● **What you are asked to do**: Transcribe the listing exactly, leaving out every picture.

══════════════════════════════

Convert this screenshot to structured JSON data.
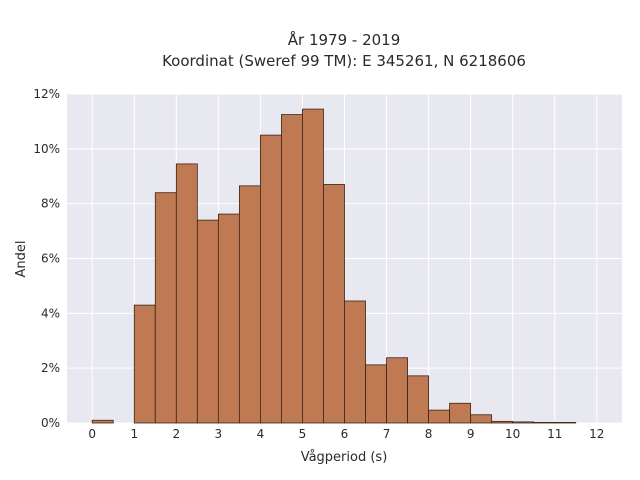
{
  "chart_data": {
    "type": "bar",
    "title_line1": "År 1979 - 2019",
    "title_line2": "Koordinat (Sweref 99 TM): E 345261, N 6218606",
    "xlabel": "Vågperiod (s)",
    "ylabel": "Andel",
    "x_ticks": [
      "0",
      "1",
      "2",
      "3",
      "4",
      "5",
      "6",
      "7",
      "8",
      "9",
      "10",
      "11",
      "12"
    ],
    "y_ticks": [
      "0%",
      "2%",
      "4%",
      "6%",
      "8%",
      "10%",
      "12%"
    ],
    "xlim": [
      -0.6,
      12.6
    ],
    "ylim": [
      0,
      12
    ],
    "grid": true,
    "bar_color": "#c07a53",
    "bar_edge_color": "#3a2418",
    "background_color": "#e8e8f0",
    "bins": [
      {
        "start": 0.0,
        "end": 0.5,
        "value": 0.1
      },
      {
        "start": 1.0,
        "end": 1.5,
        "value": 4.3
      },
      {
        "start": 1.5,
        "end": 2.0,
        "value": 8.4
      },
      {
        "start": 2.0,
        "end": 2.5,
        "value": 9.45
      },
      {
        "start": 2.5,
        "end": 3.0,
        "value": 7.4
      },
      {
        "start": 3.0,
        "end": 3.5,
        "value": 7.62
      },
      {
        "start": 3.5,
        "end": 4.0,
        "value": 8.65
      },
      {
        "start": 4.0,
        "end": 4.5,
        "value": 10.5
      },
      {
        "start": 4.5,
        "end": 5.0,
        "value": 11.25
      },
      {
        "start": 5.0,
        "end": 5.5,
        "value": 11.45
      },
      {
        "start": 5.5,
        "end": 6.0,
        "value": 8.7
      },
      {
        "start": 6.0,
        "end": 6.5,
        "value": 4.45
      },
      {
        "start": 6.5,
        "end": 7.0,
        "value": 2.12
      },
      {
        "start": 7.0,
        "end": 7.5,
        "value": 2.38
      },
      {
        "start": 7.5,
        "end": 8.0,
        "value": 1.72
      },
      {
        "start": 8.0,
        "end": 8.5,
        "value": 0.47
      },
      {
        "start": 8.5,
        "end": 9.0,
        "value": 0.72
      },
      {
        "start": 9.0,
        "end": 9.5,
        "value": 0.3
      },
      {
        "start": 9.5,
        "end": 10.0,
        "value": 0.06
      },
      {
        "start": 10.0,
        "end": 10.5,
        "value": 0.04
      },
      {
        "start": 10.5,
        "end": 11.0,
        "value": 0.02
      },
      {
        "start": 11.0,
        "end": 11.5,
        "value": 0.02
      }
    ]
  }
}
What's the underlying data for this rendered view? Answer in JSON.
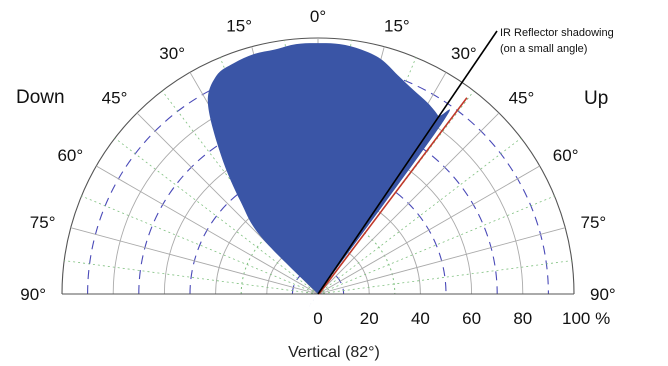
{
  "chart_data": {
    "type": "polar",
    "caption": "Vertical (82°)",
    "side_labels": {
      "left": "Down",
      "right": "Up"
    },
    "angle_labels": {
      "left": [
        "0°",
        "15°",
        "30°",
        "45°",
        "60°",
        "75°",
        "90°"
      ],
      "right": [
        "15°",
        "30°",
        "45°",
        "60°",
        "75°",
        "90°"
      ]
    },
    "radial_ticks": [
      "0",
      "20",
      "40",
      "60",
      "80",
      "100 %"
    ],
    "radial_unit": "%",
    "angle_range": [
      -90,
      90
    ],
    "radial_range": [
      0,
      100
    ],
    "series": [
      {
        "fill_color": "#3a55a6",
        "angles": [
          -90,
          -60,
          -45,
          -40,
          -35,
          -30,
          -25,
          -20,
          -15,
          -10,
          -5,
          0,
          5,
          10,
          15,
          20,
          25,
          30,
          34,
          36,
          37,
          90
        ],
        "values": [
          0,
          0,
          31,
          47,
          66,
          86,
          94,
          96,
          97,
          97,
          98,
          98,
          98,
          97,
          95,
          91,
          88,
          86,
          84,
          82,
          0,
          0
        ]
      }
    ],
    "annotation": {
      "text_line1": "IR Reflector shadowing",
      "text_line2": "(on a small angle)",
      "angle": 37
    }
  },
  "colors": {
    "fill": "#3a55a6",
    "grid_solid": "#aaaaaa",
    "grid_dashed": "#4a4ab8",
    "grid_dotted": "#7fc07f",
    "shadow_line": "#000000",
    "shadow_edge": "#c0392b"
  }
}
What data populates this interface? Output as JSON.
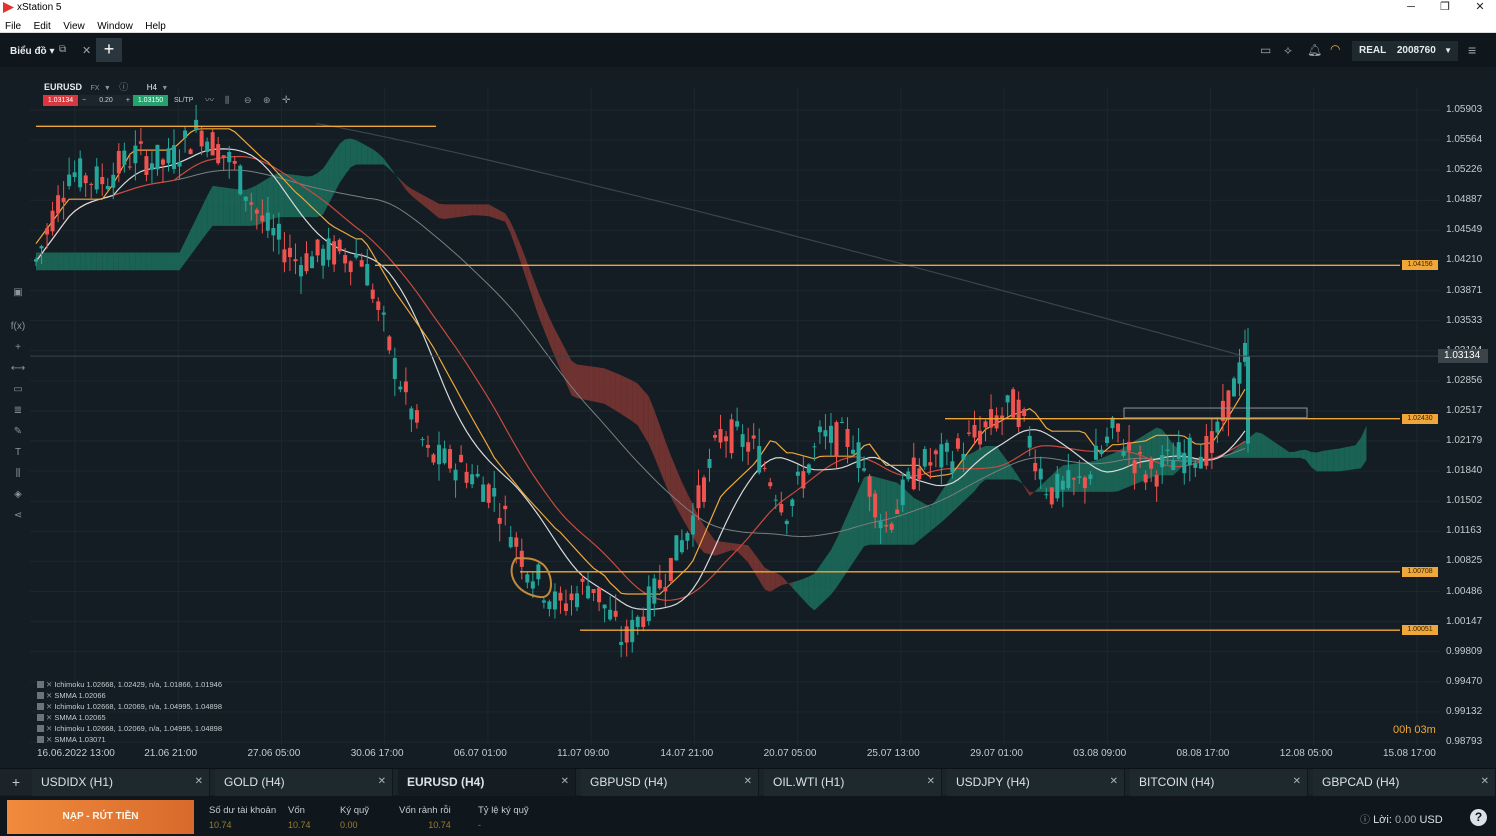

══════════════════════════════

● **Output for this exercise**:
Convert this screenshot to structured JSON data.
{
  "chart_data": {
    "type": "bar",
    "title_line1": "År 1979 - 2019",
    "title_line2": "Koordinat (Sweref 99 TM): E 345261, N 6218606",
    "xlabel": "Vågperiod (s)",
    "ylabel": "Andel",
    "x_ticks": [
      "0",
      "1",
      "2",
      "3",
      "4",
      "5",
      "6",
      "7",
      "8",
      "9",
      "10",
      "11",
      "12"
    ],
    "y_ticks": [
      "0%",
      "2%",
      "4%",
      "6%",
      "8%",
      "10%",
      "12%"
    ],
    "xlim": [
      -0.6,
      12.6
    ],
    "ylim": [
      0,
      12
    ],
    "grid": true,
    "bar_color": "#c07a53",
    "bar_edge_color": "#3a2418",
    "background_color": "#e8e8f0",
    "bins": [
      {
        "start": 0.0,
        "end": 0.5,
        "value": 0.1
      },
      {
        "start": 1.0,
        "end": 1.5,
        "value": 4.3
      },
      {
        "start": 1.5,
        "end": 2.0,
        "value": 8.4
      },
      {
        "start": 2.0,
        "end": 2.5,
        "value": 9.45
      },
      {
        "start": 2.5,
        "end": 3.0,
        "value": 7.4
      },
      {
        "start": 3.0,
        "end": 3.5,
        "value": 7.62
      },
      {
        "start": 3.5,
        "end": 4.0,
        "value": 8.65
      },
      {
        "start": 4.0,
        "end": 4.5,
        "value": 10.5
      },
      {
        "start": 4.5,
        "end": 5.0,
        "value": 11.25
      },
      {
        "start": 5.0,
        "end": 5.5,
        "value": 11.45
      },
      {
        "start": 5.5,
        "end": 6.0,
        "value": 8.7
      },
      {
        "start": 6.0,
        "end": 6.5,
        "value": 4.45
      },
      {
        "start": 6.5,
        "end": 7.0,
        "value": 2.12
      },
      {
        "start": 7.0,
        "end": 7.5,
        "value": 2.38
      },
      {
        "start": 7.5,
        "end": 8.0,
        "value": 1.72
      },
      {
        "start": 8.0,
        "end": 8.5,
        "value": 0.47
      },
      {
        "start": 8.5,
        "end": 9.0,
        "value": 0.72
      },
      {
        "start": 9.0,
        "end": 9.5,
        "value": 0.3
      },
      {
        "start": 9.5,
        "end": 10.0,
        "value": 0.06
      },
      {
        "start": 10.0,
        "end": 10.5,
        "value": 0.04
      },
      {
        "start": 10.5,
        "end": 11.0,
        "value": 0.02
      },
      {
        "start": 11.0,
        "end": 11.5,
        "value": 0.02
      }
    ]
  }
}
What's the underlying data for this rendered view? Answer in JSON.
{
  "chart_data": {
    "type": "polar",
    "caption": "Vertical (82°)",
    "side_labels": {
      "left": "Down",
      "right": "Up"
    },
    "angle_labels": {
      "left": [
        "0°",
        "15°",
        "30°",
        "45°",
        "60°",
        "75°",
        "90°"
      ],
      "right": [
        "15°",
        "30°",
        "45°",
        "60°",
        "75°",
        "90°"
      ]
    },
    "radial_ticks": [
      "0",
      "20",
      "40",
      "60",
      "80",
      "100 %"
    ],
    "radial_unit": "%",
    "angle_range": [
      -90,
      90
    ],
    "radial_range": [
      0,
      100
    ],
    "series": [
      {
        "fill_color": "#3a55a6",
        "angles": [
          -90,
          -60,
          -45,
          -40,
          -35,
          -30,
          -25,
          -20,
          -15,
          -10,
          -5,
          0,
          5,
          10,
          15,
          20,
          25,
          30,
          34,
          36,
          37,
          90
        ],
        "values": [
          0,
          0,
          31,
          47,
          66,
          86,
          94,
          96,
          97,
          97,
          98,
          98,
          98,
          97,
          95,
          91,
          88,
          86,
          84,
          82,
          0,
          0
        ]
      }
    ],
    "annotation": {
      "text_line1": "IR Reflector shadowing",
      "text_line2": "(on a small angle)",
      "angle": 37
    }
  },
  "colors": {
    "fill": "#3a55a6",
    "grid_solid": "#aaaaaa",
    "grid_dashed": "#4a4ab8",
    "grid_dotted": "#7fc07f",
    "shadow_line": "#000000",
    "shadow_edge": "#c0392b"
  }
}
What data populates this interface? Output as JSON.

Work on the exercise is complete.